• **The task**
Can you give all the records again without altering a single character?

►

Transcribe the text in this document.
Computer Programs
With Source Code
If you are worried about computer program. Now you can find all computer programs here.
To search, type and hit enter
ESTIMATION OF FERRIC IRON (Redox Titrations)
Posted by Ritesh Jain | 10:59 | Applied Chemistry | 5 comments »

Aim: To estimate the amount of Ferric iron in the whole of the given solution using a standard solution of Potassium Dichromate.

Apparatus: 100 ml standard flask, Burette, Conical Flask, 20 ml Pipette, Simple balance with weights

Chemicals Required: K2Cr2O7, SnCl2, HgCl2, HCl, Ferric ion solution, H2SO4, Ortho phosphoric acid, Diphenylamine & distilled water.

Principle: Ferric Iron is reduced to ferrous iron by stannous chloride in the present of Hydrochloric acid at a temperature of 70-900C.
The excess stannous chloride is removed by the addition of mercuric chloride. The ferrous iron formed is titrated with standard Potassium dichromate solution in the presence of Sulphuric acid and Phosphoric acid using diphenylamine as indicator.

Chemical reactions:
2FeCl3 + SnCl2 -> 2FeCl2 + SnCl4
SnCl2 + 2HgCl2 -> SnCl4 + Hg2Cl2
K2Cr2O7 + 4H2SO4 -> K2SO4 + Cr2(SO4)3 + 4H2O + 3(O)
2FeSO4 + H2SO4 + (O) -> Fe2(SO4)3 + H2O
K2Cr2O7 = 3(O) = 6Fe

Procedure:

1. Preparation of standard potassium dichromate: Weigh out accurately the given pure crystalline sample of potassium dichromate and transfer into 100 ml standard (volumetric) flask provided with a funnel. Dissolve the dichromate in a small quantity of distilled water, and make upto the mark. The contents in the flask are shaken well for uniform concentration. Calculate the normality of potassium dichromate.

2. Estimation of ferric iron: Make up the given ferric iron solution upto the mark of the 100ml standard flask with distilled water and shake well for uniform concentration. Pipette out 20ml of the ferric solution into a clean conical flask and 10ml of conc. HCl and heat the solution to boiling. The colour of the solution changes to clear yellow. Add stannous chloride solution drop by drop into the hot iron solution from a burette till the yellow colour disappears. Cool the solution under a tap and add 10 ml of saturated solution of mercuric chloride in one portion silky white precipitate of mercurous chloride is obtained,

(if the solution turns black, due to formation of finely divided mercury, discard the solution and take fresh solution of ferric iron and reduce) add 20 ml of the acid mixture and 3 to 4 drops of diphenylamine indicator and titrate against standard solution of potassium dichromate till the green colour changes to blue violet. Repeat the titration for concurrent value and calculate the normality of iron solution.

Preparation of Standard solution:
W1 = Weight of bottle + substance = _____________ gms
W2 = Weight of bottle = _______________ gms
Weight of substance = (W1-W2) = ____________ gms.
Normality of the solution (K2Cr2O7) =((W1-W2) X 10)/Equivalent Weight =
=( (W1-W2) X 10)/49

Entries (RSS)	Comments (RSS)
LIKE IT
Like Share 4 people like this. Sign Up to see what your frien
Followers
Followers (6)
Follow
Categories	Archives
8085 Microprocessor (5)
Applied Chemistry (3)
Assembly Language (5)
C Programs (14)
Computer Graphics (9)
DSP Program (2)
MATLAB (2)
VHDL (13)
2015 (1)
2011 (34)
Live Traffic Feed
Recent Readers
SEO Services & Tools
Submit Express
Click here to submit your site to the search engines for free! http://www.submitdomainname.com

◄

• **Result of this task**
Transcribe the text in this document.
Computer Programs
With Source Code
If you are worried about computer program. Now you can find all computer programs here.
To search, type and hit enter
ESTIMATION OF FERRIC IRON (Redox Titrations)
Posted by Ritesh Jain | 10:59 | Applied Chemistry | 5 comments »

Aim: To estimate the amount of Ferric iron in the whole of the given solution using a standard solution of Potassium Dichromate.

Apparatus: 100 ml standard flask, Burette, Conical Flask, 20 ml Pipette, Simple balance with weights

Chemicals Required: K2Cr2O7, SnCl2, HgCl2, HCl, Ferric ion solution, H2SO4, Ortho phosphoric acid, Diphenylamine & distilled water.

Principle: Ferric Iron is reduced to ferrous iron by stannous chloride in the present of Hydrochloric acid at a temperature of 70-900C.
The excess stannous chloride is removed by the addition of mercuric chloride. The ferrous iron formed is titrated with standard Potassium dichromate solution in the presence of Sulphuric acid and Phosphoric acid using diphenylamine as indicator.

Chemical reactions:
2FeCl3 + SnCl2 -> 2FeCl2 + SnCl4
SnCl2 + 2HgCl2 -> SnCl4 + Hg2Cl2
K2Cr2O7 + 4H2SO4 -> K2SO4 + Cr2(SO4)3 + 4H2O + 3(O)
2FeSO4 + H2SO4 + (O) -> Fe2(SO4)3 + H2O
K2Cr2O7 = 3(O) = 6Fe

Procedure:

1. Preparation of standard potassium dichromate: Weigh out accurately the given pure crystalline sample of potassium dichromate and transfer into 100 ml standard (volumetric) flask provided with a funnel. Dissolve the dichromate in a small quantity of distilled water, and make upto the mark. The contents in the flask are shaken well for uniform concentration. Calculate the normality of potassium dichromate.

2. Estimation of ferric iron: Make up the given ferric iron solution upto the mark of the 100ml standard flask with distilled water and shake well for uniform concentration. Pipette out 20ml of the ferric solution into a clean conical flask and 10ml of conc. HCl and heat the solution to boiling. The colour of the solution changes to clear yellow. Add stannous chloride solution drop by drop into the hot iron solution from a burette till the yellow colour disappears. Cool the solution under a tap and add 10 ml of saturated solution of mercuric chloride in one portion silky white precipitate of mercurous chloride is obtained,

(if the solution turns black, due to formation of finely divided mercury, discard the solution and take fresh solution of ferric iron and reduce) add 20 ml of the acid mixture and 3 to 4 drops of diphenylamine indicator and titrate against standard solution of potassium dichromate till the green colour changes to blue violet. Repeat the titration for concurrent value and calculate the normality of iron solution.

Preparation of Standard solution:
W1 = Weight of bottle + substance = _____________ gms
W2 = Weight of bottle = _______________ gms
Weight of substance = (W1-W2) = ____________ gms.
Normality of the solution (K2Cr2O7) =((W1-W2) X 10)/Equivalent Weight =
=( (W1-W2) X 10)/49

Entries (RSS)	Comments (RSS)
LIKE IT
Like Share 4 people like this. Sign Up to see what your frien
Followers
Followers (6)
Follow
Categories	Archives
8085 Microprocessor (5)
Applied Chemistry (3)
Assembly Language (5)
C Programs (14)
Computer Graphics (9)
DSP Program (2)
MATLAB (2)
VHDL (13)
2015 (1)
2011 (34)
Live Traffic Feed
Recent Readers
SEO Services & Tools
Submit Express
Click here to submit your site to the search engines for free! http://www.submitdomainname.com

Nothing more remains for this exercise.